* **RECORDS FOR THE EXERCISE**
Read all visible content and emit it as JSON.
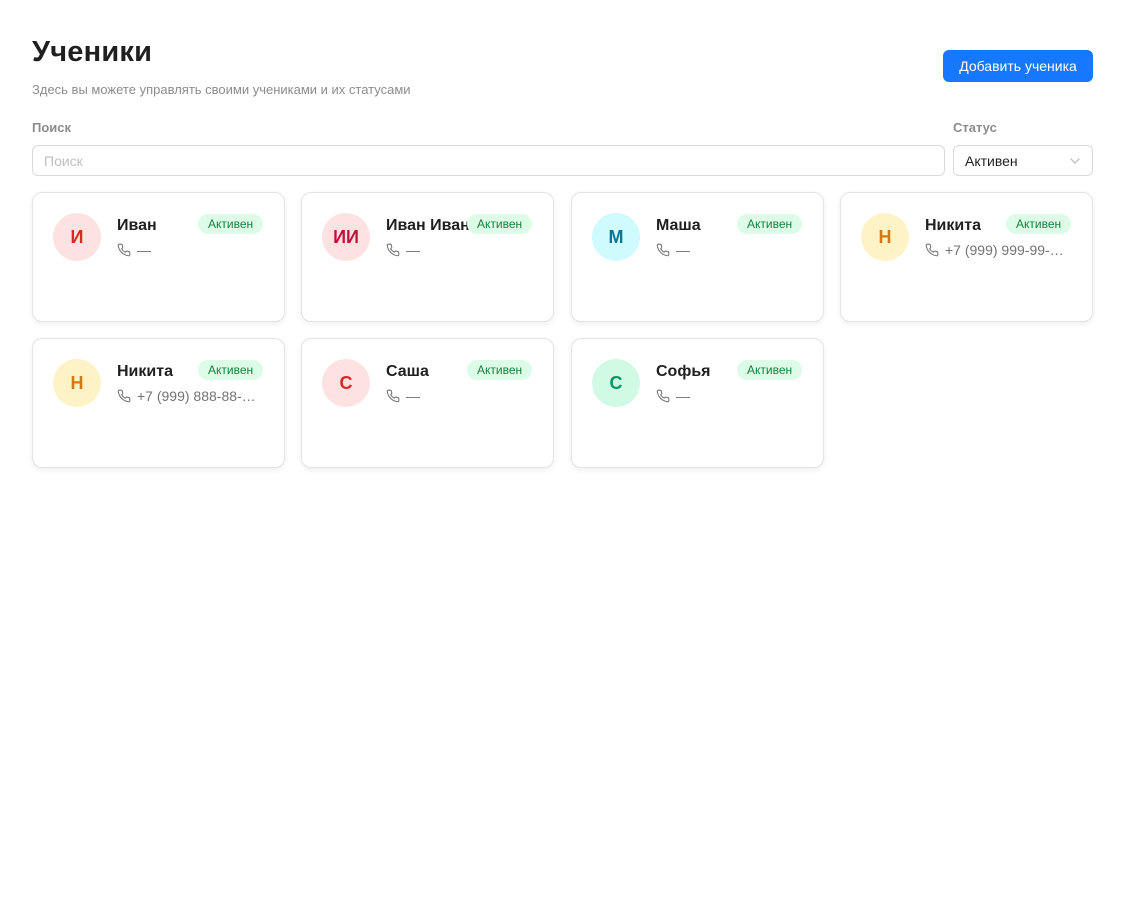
{
  "header": {
    "title": "Ученики",
    "subtitle": "Здесь вы можете управлять своими учениками и их статусами",
    "add_button_label": "Добавить ученика"
  },
  "filters": {
    "search_label": "Поиск",
    "search_placeholder": "Поиск",
    "search_value": "",
    "status_label": "Статус",
    "status_value": "Активен",
    "status_icon": "chevron-down-icon"
  },
  "colors": {
    "accent": "#1677ff",
    "badge_bg": "#dcfce7",
    "badge_text": "#15803d"
  },
  "students": [
    {
      "initials": "И",
      "name": "Иван",
      "status": "Активен",
      "phone": "—",
      "phone_icon": "phone-icon",
      "avatar_bg": "#fde2e2",
      "avatar_fg": "#dc2626"
    },
    {
      "initials": "ИИ",
      "name": "Иван Иван",
      "status": "Активен",
      "phone": "—",
      "phone_icon": "phone-icon",
      "avatar_bg": "#fde2e2",
      "avatar_fg": "#be123c"
    },
    {
      "initials": "М",
      "name": "Маша",
      "status": "Активен",
      "phone": "—",
      "phone_icon": "phone-icon",
      "avatar_bg": "#cffafe",
      "avatar_fg": "#0e7490"
    },
    {
      "initials": "Н",
      "name": "Никита",
      "status": "Активен",
      "phone": "+7 (999) 999-99-…",
      "phone_icon": "phone-icon",
      "avatar_bg": "#fef3c7",
      "avatar_fg": "#d97706"
    },
    {
      "initials": "Н",
      "name": "Никита",
      "status": "Активен",
      "phone": "+7 (999) 888-88-…",
      "phone_icon": "phone-icon",
      "avatar_bg": "#fef3c7",
      "avatar_fg": "#d97706"
    },
    {
      "initials": "С",
      "name": "Саша",
      "status": "Активен",
      "phone": "—",
      "phone_icon": "phone-icon",
      "avatar_bg": "#fde2e2",
      "avatar_fg": "#dc2626"
    },
    {
      "initials": "С",
      "name": "Софья",
      "status": "Активен",
      "phone": "—",
      "phone_icon": "phone-icon",
      "avatar_bg": "#d1fae5",
      "avatar_fg": "#059669"
    }
  ]
}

* **INSTRUCTIONS FOR THE TASK**
Set down all the entries exactly as they appear, but skip any pictures.

* **ANSWER TO THIS PROBLEM**
Read all visible content and emit it as JSON.
{
  "header": {
    "title": "Ученики",
    "subtitle": "Здесь вы можете управлять своими учениками и их статусами",
    "add_button_label": "Добавить ученика"
  },
  "filters": {
    "search_label": "Поиск",
    "search_placeholder": "Поиск",
    "search_value": "",
    "status_label": "Статус",
    "status_value": "Активен",
    "status_icon": "chevron-down-icon"
  },
  "colors": {
    "accent": "#1677ff",
    "badge_bg": "#dcfce7",
    "badge_text": "#15803d"
  },
  "students": [
    {
      "initials": "И",
      "name": "Иван",
      "status": "Активен",
      "phone": "—",
      "phone_icon": "phone-icon",
      "avatar_bg": "#fde2e2",
      "avatar_fg": "#dc2626"
    },
    {
      "initials": "ИИ",
      "name": "Иван Иван",
      "status": "Активен",
      "phone": "—",
      "phone_icon": "phone-icon",
      "avatar_bg": "#fde2e2",
      "avatar_fg": "#be123c"
    },
    {
      "initials": "М",
      "name": "Маша",
      "status": "Активен",
      "phone": "—",
      "phone_icon": "phone-icon",
      "avatar_bg": "#cffafe",
      "avatar_fg": "#0e7490"
    },
    {
      "initials": "Н",
      "name": "Никита",
      "status": "Активен",
      "phone": "+7 (999) 999-99-…",
      "phone_icon": "phone-icon",
      "avatar_bg": "#fef3c7",
      "avatar_fg": "#d97706"
    },
    {
      "initials": "Н",
      "name": "Никита",
      "status": "Активен",
      "phone": "+7 (999) 888-88-…",
      "phone_icon": "phone-icon",
      "avatar_bg": "#fef3c7",
      "avatar_fg": "#d97706"
    },
    {
      "initials": "С",
      "name": "Саша",
      "status": "Активен",
      "phone": "—",
      "phone_icon": "phone-icon",
      "avatar_bg": "#fde2e2",
      "avatar_fg": "#dc2626"
    },
    {
      "initials": "С",
      "name": "Софья",
      "status": "Активен",
      "phone": "—",
      "phone_icon": "phone-icon",
      "avatar_bg": "#d1fae5",
      "avatar_fg": "#059669"
    }
  ]
}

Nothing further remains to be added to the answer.